§ Short task:
Could every line of the data be printed exactly as it reads?

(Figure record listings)
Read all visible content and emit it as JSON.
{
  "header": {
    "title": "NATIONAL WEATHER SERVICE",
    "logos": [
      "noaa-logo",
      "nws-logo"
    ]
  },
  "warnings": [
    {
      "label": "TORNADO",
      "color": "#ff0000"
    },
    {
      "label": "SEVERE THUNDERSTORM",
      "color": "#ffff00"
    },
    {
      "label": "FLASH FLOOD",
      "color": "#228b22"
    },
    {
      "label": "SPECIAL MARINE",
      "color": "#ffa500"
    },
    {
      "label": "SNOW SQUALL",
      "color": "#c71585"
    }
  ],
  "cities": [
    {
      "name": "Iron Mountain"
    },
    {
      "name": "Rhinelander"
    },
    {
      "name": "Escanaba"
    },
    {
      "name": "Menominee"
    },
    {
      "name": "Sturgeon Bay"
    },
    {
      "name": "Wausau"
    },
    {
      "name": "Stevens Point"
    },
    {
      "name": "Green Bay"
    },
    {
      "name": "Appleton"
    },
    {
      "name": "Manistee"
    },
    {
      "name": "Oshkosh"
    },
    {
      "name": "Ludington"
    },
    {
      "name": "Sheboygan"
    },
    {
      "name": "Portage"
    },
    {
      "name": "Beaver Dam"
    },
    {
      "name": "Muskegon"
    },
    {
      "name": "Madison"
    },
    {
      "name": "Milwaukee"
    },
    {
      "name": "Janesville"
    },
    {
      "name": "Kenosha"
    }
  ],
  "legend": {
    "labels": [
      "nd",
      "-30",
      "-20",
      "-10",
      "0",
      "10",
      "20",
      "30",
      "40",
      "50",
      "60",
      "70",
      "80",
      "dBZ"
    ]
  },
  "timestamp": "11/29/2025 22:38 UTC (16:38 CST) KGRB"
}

§ Result of this task:
Read all visible content and emit it as JSON.
{
  "header": {
    "title": "NATIONAL WEATHER SERVICE",
    "logos": [
      "noaa-logo",
      "nws-logo"
    ]
  },
  "warnings": [
    {
      "label": "TORNADO",
      "color": "#ff0000"
    },
    {
      "label": "SEVERE THUNDERSTORM",
      "color": "#ffff00"
    },
    {
      "label": "FLASH FLOOD",
      "color": "#228b22"
    },
    {
      "label": "SPECIAL MARINE",
      "color": "#ffa500"
    },
    {
      "label": "SNOW SQUALL",
      "color": "#c71585"
    }
  ],
  "cities": [
    {
      "name": "Iron Mountain"
    },
    {
      "name": "Rhinelander"
    },
    {
      "name": "Escanaba"
    },
    {
      "name": "Menominee"
    },
    {
      "name": "Sturgeon Bay"
    },
    {
      "name": "Wausau"
    },
    {
      "name": "Stevens Point"
    },
    {
      "name": "Green Bay"
    },
    {
      "name": "Appleton"
    },
    {
      "name": "Manistee"
    },
    {
      "name": "Oshkosh"
    },
    {
      "name": "Ludington"
    },
    {
      "name": "Sheboygan"
    },
    {
      "name": "Portage"
    },
    {
      "name": "Beaver Dam"
    },
    {
      "name": "Muskegon"
    },
    {
      "name": "Madison"
    },
    {
      "name": "Milwaukee"
    },
    {
      "name": "Janesville"
    },
    {
      "name": "Kenosha"
    }
  ],
  "legend": {
    "labels": [
      "nd",
      "-30",
      "-20",
      "-10",
      "0",
      "10",
      "20",
      "30",
      "40",
      "50",
      "60",
      "70",
      "80",
      "dBZ"
    ]
  },
  "timestamp": "11/29/2025 22:38 UTC (16:38 CST) KGRB"
}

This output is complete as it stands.